- _Directive_
Pictures in the records should not be copied, but every other part must be repeated exactly.

(Data entries)
____

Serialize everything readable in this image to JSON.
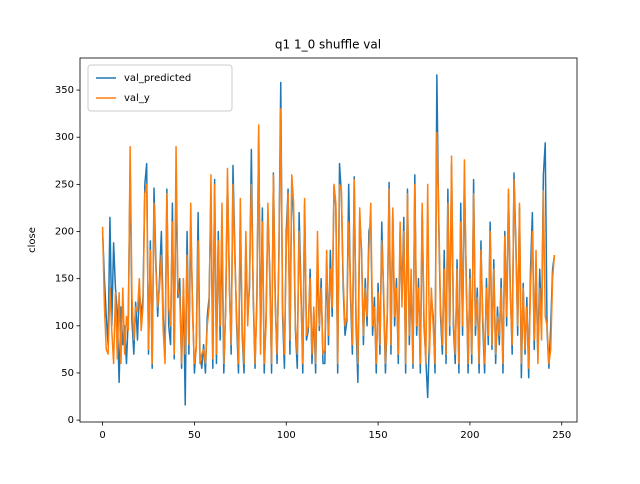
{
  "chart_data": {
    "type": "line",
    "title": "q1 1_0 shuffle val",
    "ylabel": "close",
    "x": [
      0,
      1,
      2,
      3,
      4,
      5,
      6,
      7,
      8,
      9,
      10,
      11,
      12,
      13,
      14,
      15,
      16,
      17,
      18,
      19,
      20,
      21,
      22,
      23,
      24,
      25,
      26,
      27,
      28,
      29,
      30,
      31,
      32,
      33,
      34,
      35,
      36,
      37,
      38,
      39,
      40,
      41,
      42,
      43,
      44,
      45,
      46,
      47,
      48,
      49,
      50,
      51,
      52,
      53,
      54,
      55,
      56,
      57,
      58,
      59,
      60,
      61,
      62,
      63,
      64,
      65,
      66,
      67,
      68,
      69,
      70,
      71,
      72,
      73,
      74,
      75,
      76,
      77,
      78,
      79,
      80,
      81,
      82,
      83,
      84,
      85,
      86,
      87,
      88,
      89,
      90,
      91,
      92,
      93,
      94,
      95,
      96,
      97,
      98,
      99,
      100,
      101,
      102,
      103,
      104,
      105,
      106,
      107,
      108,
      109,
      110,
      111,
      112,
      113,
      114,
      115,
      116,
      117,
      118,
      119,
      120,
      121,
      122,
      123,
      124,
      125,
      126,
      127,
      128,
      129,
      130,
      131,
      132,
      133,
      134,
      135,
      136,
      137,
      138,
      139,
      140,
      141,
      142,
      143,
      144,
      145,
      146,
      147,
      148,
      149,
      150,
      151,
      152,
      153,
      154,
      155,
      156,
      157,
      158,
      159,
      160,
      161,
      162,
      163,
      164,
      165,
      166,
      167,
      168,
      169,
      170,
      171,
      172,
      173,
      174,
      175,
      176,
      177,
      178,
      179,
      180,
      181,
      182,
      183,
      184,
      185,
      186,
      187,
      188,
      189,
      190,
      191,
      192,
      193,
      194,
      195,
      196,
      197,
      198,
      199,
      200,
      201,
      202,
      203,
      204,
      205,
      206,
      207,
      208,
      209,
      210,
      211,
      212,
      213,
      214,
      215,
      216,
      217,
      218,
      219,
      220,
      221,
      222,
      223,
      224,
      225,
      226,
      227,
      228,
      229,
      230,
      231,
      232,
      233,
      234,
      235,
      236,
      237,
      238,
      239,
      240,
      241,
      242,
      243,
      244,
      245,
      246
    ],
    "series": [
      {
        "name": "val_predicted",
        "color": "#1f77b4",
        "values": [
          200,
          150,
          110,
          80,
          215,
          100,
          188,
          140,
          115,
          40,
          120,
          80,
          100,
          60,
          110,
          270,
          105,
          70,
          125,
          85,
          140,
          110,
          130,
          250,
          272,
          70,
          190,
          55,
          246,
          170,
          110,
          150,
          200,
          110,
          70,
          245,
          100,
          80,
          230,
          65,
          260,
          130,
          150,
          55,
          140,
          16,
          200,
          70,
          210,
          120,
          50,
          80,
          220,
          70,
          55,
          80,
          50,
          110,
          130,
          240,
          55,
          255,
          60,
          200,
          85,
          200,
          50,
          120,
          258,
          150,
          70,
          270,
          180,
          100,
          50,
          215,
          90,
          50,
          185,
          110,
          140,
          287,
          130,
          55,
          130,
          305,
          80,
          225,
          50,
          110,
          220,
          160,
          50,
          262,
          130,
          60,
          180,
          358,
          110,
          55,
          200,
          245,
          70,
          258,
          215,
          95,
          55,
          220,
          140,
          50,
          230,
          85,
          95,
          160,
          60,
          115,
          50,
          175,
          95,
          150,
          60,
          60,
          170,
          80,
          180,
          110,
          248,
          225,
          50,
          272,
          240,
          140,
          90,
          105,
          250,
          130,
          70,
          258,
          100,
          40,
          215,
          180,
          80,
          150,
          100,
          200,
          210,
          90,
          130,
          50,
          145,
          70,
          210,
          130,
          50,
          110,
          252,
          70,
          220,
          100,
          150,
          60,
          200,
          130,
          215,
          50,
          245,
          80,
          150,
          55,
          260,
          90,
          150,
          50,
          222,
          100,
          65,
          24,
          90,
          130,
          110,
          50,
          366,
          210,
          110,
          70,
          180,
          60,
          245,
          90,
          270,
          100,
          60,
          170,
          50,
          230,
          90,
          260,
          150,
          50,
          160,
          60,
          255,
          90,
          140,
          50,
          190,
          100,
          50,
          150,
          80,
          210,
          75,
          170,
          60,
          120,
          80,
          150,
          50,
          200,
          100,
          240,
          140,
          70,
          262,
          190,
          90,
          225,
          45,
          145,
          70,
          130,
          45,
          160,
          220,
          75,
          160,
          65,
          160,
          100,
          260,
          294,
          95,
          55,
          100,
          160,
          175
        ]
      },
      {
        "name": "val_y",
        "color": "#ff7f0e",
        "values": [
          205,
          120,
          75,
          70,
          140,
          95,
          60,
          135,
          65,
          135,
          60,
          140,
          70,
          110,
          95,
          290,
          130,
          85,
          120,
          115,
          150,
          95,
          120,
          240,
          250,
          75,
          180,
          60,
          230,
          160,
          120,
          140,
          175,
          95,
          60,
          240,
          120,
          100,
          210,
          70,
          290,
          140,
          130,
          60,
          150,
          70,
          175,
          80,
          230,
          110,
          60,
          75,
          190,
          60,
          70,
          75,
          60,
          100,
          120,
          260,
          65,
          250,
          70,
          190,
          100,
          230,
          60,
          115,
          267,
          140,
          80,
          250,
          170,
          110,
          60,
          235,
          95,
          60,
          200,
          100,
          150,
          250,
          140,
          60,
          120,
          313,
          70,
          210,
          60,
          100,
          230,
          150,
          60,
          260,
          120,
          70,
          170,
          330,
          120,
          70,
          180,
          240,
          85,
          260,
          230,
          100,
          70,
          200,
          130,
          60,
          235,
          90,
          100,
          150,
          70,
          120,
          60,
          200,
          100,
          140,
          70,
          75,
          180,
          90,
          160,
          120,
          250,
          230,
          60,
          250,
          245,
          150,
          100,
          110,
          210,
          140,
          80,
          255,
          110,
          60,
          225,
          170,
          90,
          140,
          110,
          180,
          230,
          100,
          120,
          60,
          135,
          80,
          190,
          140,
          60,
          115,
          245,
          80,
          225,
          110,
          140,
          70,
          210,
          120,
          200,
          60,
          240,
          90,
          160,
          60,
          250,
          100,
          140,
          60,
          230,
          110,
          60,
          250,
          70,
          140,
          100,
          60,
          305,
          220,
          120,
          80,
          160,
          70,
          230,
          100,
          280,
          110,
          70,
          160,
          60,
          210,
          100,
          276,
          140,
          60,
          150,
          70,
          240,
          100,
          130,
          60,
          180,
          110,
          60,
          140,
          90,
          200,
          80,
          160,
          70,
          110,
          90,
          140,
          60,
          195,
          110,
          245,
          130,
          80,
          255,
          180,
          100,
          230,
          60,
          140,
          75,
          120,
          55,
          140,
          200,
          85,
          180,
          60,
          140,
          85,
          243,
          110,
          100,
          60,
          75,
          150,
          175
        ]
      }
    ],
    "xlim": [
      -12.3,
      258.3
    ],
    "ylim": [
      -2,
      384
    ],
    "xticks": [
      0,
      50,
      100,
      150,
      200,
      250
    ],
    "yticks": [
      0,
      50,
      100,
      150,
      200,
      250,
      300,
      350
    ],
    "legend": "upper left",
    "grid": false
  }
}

____

- _Solved exercise_
Serialize everything readable in this image to JSON.
{
  "chart_data": {
    "type": "line",
    "title": "q1 1_0 shuffle val",
    "ylabel": "close",
    "x": [
      0,
      1,
      2,
      3,
      4,
      5,
      6,
      7,
      8,
      9,
      10,
      11,
      12,
      13,
      14,
      15,
      16,
      17,
      18,
      19,
      20,
      21,
      22,
      23,
      24,
      25,
      26,
      27,
      28,
      29,
      30,
      31,
      32,
      33,
      34,
      35,
      36,
      37,
      38,
      39,
      40,
      41,
      42,
      43,
      44,
      45,
      46,
      47,
      48,
      49,
      50,
      51,
      52,
      53,
      54,
      55,
      56,
      57,
      58,
      59,
      60,
      61,
      62,
      63,
      64,
      65,
      66,
      67,
      68,
      69,
      70,
      71,
      72,
      73,
      74,
      75,
      76,
      77,
      78,
      79,
      80,
      81,
      82,
      83,
      84,
      85,
      86,
      87,
      88,
      89,
      90,
      91,
      92,
      93,
      94,
      95,
      96,
      97,
      98,
      99,
      100,
      101,
      102,
      103,
      104,
      105,
      106,
      107,
      108,
      109,
      110,
      111,
      112,
      113,
      114,
      115,
      116,
      117,
      118,
      119,
      120,
      121,
      122,
      123,
      124,
      125,
      126,
      127,
      128,
      129,
      130,
      131,
      132,
      133,
      134,
      135,
      136,
      137,
      138,
      139,
      140,
      141,
      142,
      143,
      144,
      145,
      146,
      147,
      148,
      149,
      150,
      151,
      152,
      153,
      154,
      155,
      156,
      157,
      158,
      159,
      160,
      161,
      162,
      163,
      164,
      165,
      166,
      167,
      168,
      169,
      170,
      171,
      172,
      173,
      174,
      175,
      176,
      177,
      178,
      179,
      180,
      181,
      182,
      183,
      184,
      185,
      186,
      187,
      188,
      189,
      190,
      191,
      192,
      193,
      194,
      195,
      196,
      197,
      198,
      199,
      200,
      201,
      202,
      203,
      204,
      205,
      206,
      207,
      208,
      209,
      210,
      211,
      212,
      213,
      214,
      215,
      216,
      217,
      218,
      219,
      220,
      221,
      222,
      223,
      224,
      225,
      226,
      227,
      228,
      229,
      230,
      231,
      232,
      233,
      234,
      235,
      236,
      237,
      238,
      239,
      240,
      241,
      242,
      243,
      244,
      245,
      246
    ],
    "series": [
      {
        "name": "val_predicted",
        "color": "#1f77b4",
        "values": [
          200,
          150,
          110,
          80,
          215,
          100,
          188,
          140,
          115,
          40,
          120,
          80,
          100,
          60,
          110,
          270,
          105,
          70,
          125,
          85,
          140,
          110,
          130,
          250,
          272,
          70,
          190,
          55,
          246,
          170,
          110,
          150,
          200,
          110,
          70,
          245,
          100,
          80,
          230,
          65,
          260,
          130,
          150,
          55,
          140,
          16,
          200,
          70,
          210,
          120,
          50,
          80,
          220,
          70,
          55,
          80,
          50,
          110,
          130,
          240,
          55,
          255,
          60,
          200,
          85,
          200,
          50,
          120,
          258,
          150,
          70,
          270,
          180,
          100,
          50,
          215,
          90,
          50,
          185,
          110,
          140,
          287,
          130,
          55,
          130,
          305,
          80,
          225,
          50,
          110,
          220,
          160,
          50,
          262,
          130,
          60,
          180,
          358,
          110,
          55,
          200,
          245,
          70,
          258,
          215,
          95,
          55,
          220,
          140,
          50,
          230,
          85,
          95,
          160,
          60,
          115,
          50,
          175,
          95,
          150,
          60,
          60,
          170,
          80,
          180,
          110,
          248,
          225,
          50,
          272,
          240,
          140,
          90,
          105,
          250,
          130,
          70,
          258,
          100,
          40,
          215,
          180,
          80,
          150,
          100,
          200,
          210,
          90,
          130,
          50,
          145,
          70,
          210,
          130,
          50,
          110,
          252,
          70,
          220,
          100,
          150,
          60,
          200,
          130,
          215,
          50,
          245,
          80,
          150,
          55,
          260,
          90,
          150,
          50,
          222,
          100,
          65,
          24,
          90,
          130,
          110,
          50,
          366,
          210,
          110,
          70,
          180,
          60,
          245,
          90,
          270,
          100,
          60,
          170,
          50,
          230,
          90,
          260,
          150,
          50,
          160,
          60,
          255,
          90,
          140,
          50,
          190,
          100,
          50,
          150,
          80,
          210,
          75,
          170,
          60,
          120,
          80,
          150,
          50,
          200,
          100,
          240,
          140,
          70,
          262,
          190,
          90,
          225,
          45,
          145,
          70,
          130,
          45,
          160,
          220,
          75,
          160,
          65,
          160,
          100,
          260,
          294,
          95,
          55,
          100,
          160,
          175
        ]
      },
      {
        "name": "val_y",
        "color": "#ff7f0e",
        "values": [
          205,
          120,
          75,
          70,
          140,
          95,
          60,
          135,
          65,
          135,
          60,
          140,
          70,
          110,
          95,
          290,
          130,
          85,
          120,
          115,
          150,
          95,
          120,
          240,
          250,
          75,
          180,
          60,
          230,
          160,
          120,
          140,
          175,
          95,
          60,
          240,
          120,
          100,
          210,
          70,
          290,
          140,
          130,
          60,
          150,
          70,
          175,
          80,
          230,
          110,
          60,
          75,
          190,
          60,
          70,
          75,
          60,
          100,
          120,
          260,
          65,
          250,
          70,
          190,
          100,
          230,
          60,
          115,
          267,
          140,
          80,
          250,
          170,
          110,
          60,
          235,
          95,
          60,
          200,
          100,
          150,
          250,
          140,
          60,
          120,
          313,
          70,
          210,
          60,
          100,
          230,
          150,
          60,
          260,
          120,
          70,
          170,
          330,
          120,
          70,
          180,
          240,
          85,
          260,
          230,
          100,
          70,
          200,
          130,
          60,
          235,
          90,
          100,
          150,
          70,
          120,
          60,
          200,
          100,
          140,
          70,
          75,
          180,
          90,
          160,
          120,
          250,
          230,
          60,
          250,
          245,
          150,
          100,
          110,
          210,
          140,
          80,
          255,
          110,
          60,
          225,
          170,
          90,
          140,
          110,
          180,
          230,
          100,
          120,
          60,
          135,
          80,
          190,
          140,
          60,
          115,
          245,
          80,
          225,
          110,
          140,
          70,
          210,
          120,
          200,
          60,
          240,
          90,
          160,
          60,
          250,
          100,
          140,
          60,
          230,
          110,
          60,
          250,
          70,
          140,
          100,
          60,
          305,
          220,
          120,
          80,
          160,
          70,
          230,
          100,
          280,
          110,
          70,
          160,
          60,
          210,
          100,
          276,
          140,
          60,
          150,
          70,
          240,
          100,
          130,
          60,
          180,
          110,
          60,
          140,
          90,
          200,
          80,
          160,
          70,
          110,
          90,
          140,
          60,
          195,
          110,
          245,
          130,
          80,
          255,
          180,
          100,
          230,
          60,
          140,
          75,
          120,
          55,
          140,
          200,
          85,
          180,
          60,
          140,
          85,
          243,
          110,
          100,
          60,
          75,
          150,
          175
        ]
      }
    ],
    "xlim": [
      -12.3,
      258.3
    ],
    "ylim": [
      -2,
      384
    ],
    "xticks": [
      0,
      50,
      100,
      150,
      200,
      250
    ],
    "yticks": [
      0,
      50,
      100,
      150,
      200,
      250,
      300,
      350
    ],
    "legend": "upper left",
    "grid": false
  }
}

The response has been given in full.